TEXTO PARA LEER.
+ + + + + + +

Publicado el 5 de agosto de 2021

En entregas anteriores hablamos del período Warner, del Paramount y hasta del Universal ¡dos veces! y marcamos a este último como al que se señala de “decadente” dentro de la obra de Hitchcock.

Sí, puede que Psicosis (Psycho, 1960) haya sido una vara muy alta para saltar después, pero las seis películas que vinieron después quizás merecen un poco más de cariño.

Usando el viejo postulado de “tragedia más tiempo es comedia”, podríamos hacer una breve adaptación y decir que: muchas veces la historia del cine nos ha demostrado que eso que en su momento nos parecía “menor” se revalorizó con los años, o que carreras que considerábamos “acabadas” a la luz de lo que vino después fueron maestros haciendo obras de arte en comparación.

En el período final de la carrera de Hitchcock, que delimitaremos como “las películas que hizo después de Los pájaros (The Birds, 1963)” y que se compone de cinco películas: Marnie (1964), Cortina rasgada (Torn Curtain, 1966), Topaz (1969), Frenesí (Frenzy, 1972) y Trama macabra (Family Plot, 1976) hay por lo menos una que no debería figurar en la lista de la decadentes.

(Una, y si me apretás mucho, dos o tres, pero capaz que hay un poco de eso más tarde)

La película, por si no lo adivinaste por el título, es Frenesí.

Y, si no lo adivinaste por el título es porque no la viste. Eso se termina acá y ahora. Vas, la ves y volvés. Yo te espero.

Dejo, como siempre, una fina música de espera.

Bueno, todos en la misma página. Sigamos.

La historia detrás de Frenesí ya la vimos varias veces. Hitchcock no estaba dando pie con bola con el público y sus dos películas anteriores —Cortina rasgada y Topaz— no habían llevado espectadores en hordas a los cines.

Lo que se entendía como una baja en las taquillas del inglés tenía una explicación a nivel “historia del cine”, pero en esa nos vamos a meter más tarde.

Habiendo aprendido de que muchas veces es mejor achicarse y demostrar (como ya aprendimos que había hecho en el caso de Pacto siniestro (Strangers on a Train, 1951) o incluso Psicosis, cuando nadie le tenía fe a algo tan violento), el inglés decidió volver a sus raíces.

+ + + + + + +

EJERCICIO ESCRITO A.
Responde con el texto sobre Hitchcock:
(i) ¿En qué fecha se publicó?
(ii) ¿Cuántas películas hizo Hitchcock después de Los pájaros, según la delimitación que propone?
(iii) ¿Qué dos películas anteriores a Frenesí no habían llevado espectadores en hordas a los cines?
EJERCICIO ESCRITO B. Haz una lista con todas las películas que nombra el texto sobre Hitchcock. Usa el título en español.
EJERCICIO ESCRITO C. Escribe cómo sigue el texto sobre Hitchcock a partir de su última oración.
Los datos no guardan relación con el texto sobre Hitchcock.

DATOS DE ORIGEN.
+ + + + + + +

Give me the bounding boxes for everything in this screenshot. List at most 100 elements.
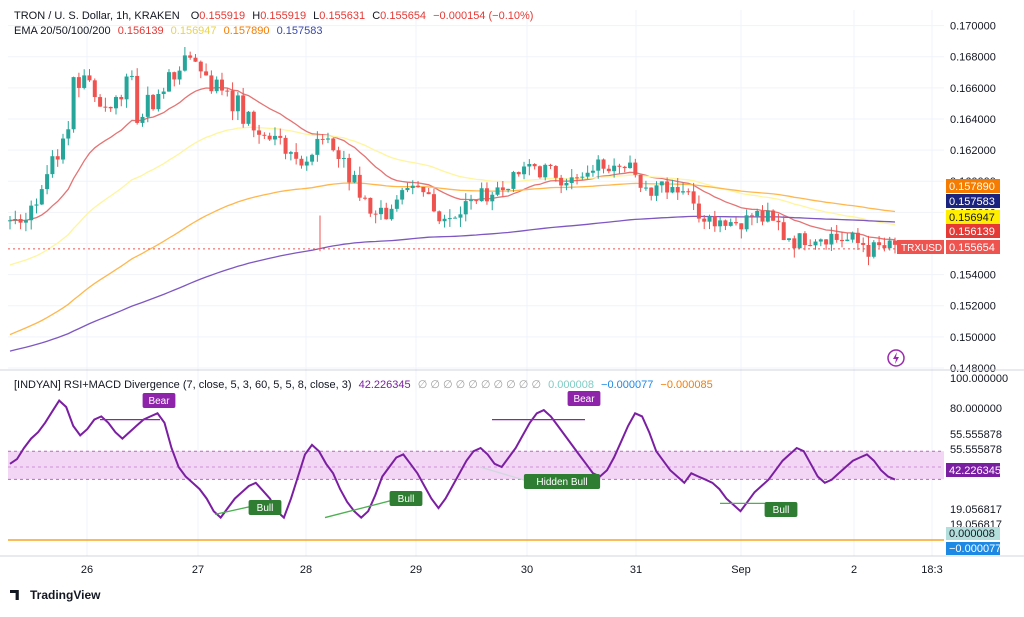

+ + + + + + +

RESULTADO FINAL A.
(i) El 5 de agosto de 2021.
(ii) Cinco.
(iii) Cortina rasgada y Topaz.

RESULTADO FINAL B. Psicosis, Los pájaros, Marnie, Cortina rasgada, Topaz, Frenesí, Trama macabra, Pacto siniestro

RESULTADO FINAL C.
“¿Se fue a filmar una película muda en blanco y negro a Inglaterra?”

Bueno, no tanto, pero un poco sí: se fue a filmar una película en colores y sonora, pero en Inglaterra.

Existían, se cuenta, unas ganas de Hitchcock de volver a filmar en su país después de que sus coterráneos lo acusaran de “vendido” a Hollywood. Una “vuelta al pago” en el tramo final de su vida y su carrera sonaba algo que se podía hacer sin mucho conflicto, y era algo que no hacía desde la remake de El hombre que sabía demasiado (The Man Who Knew Too Much, 1956).

Condiciones favorables, sobre todo, para el tamaño de proyecto que tenía en mente, o que sus credenciales de ese momento le permitían: una película chiquita, filmada casi toda en estudio y con algunos planos robados en un mercado de frutas que por aquel entonces estaba en la zona del Covent Garden de Londres.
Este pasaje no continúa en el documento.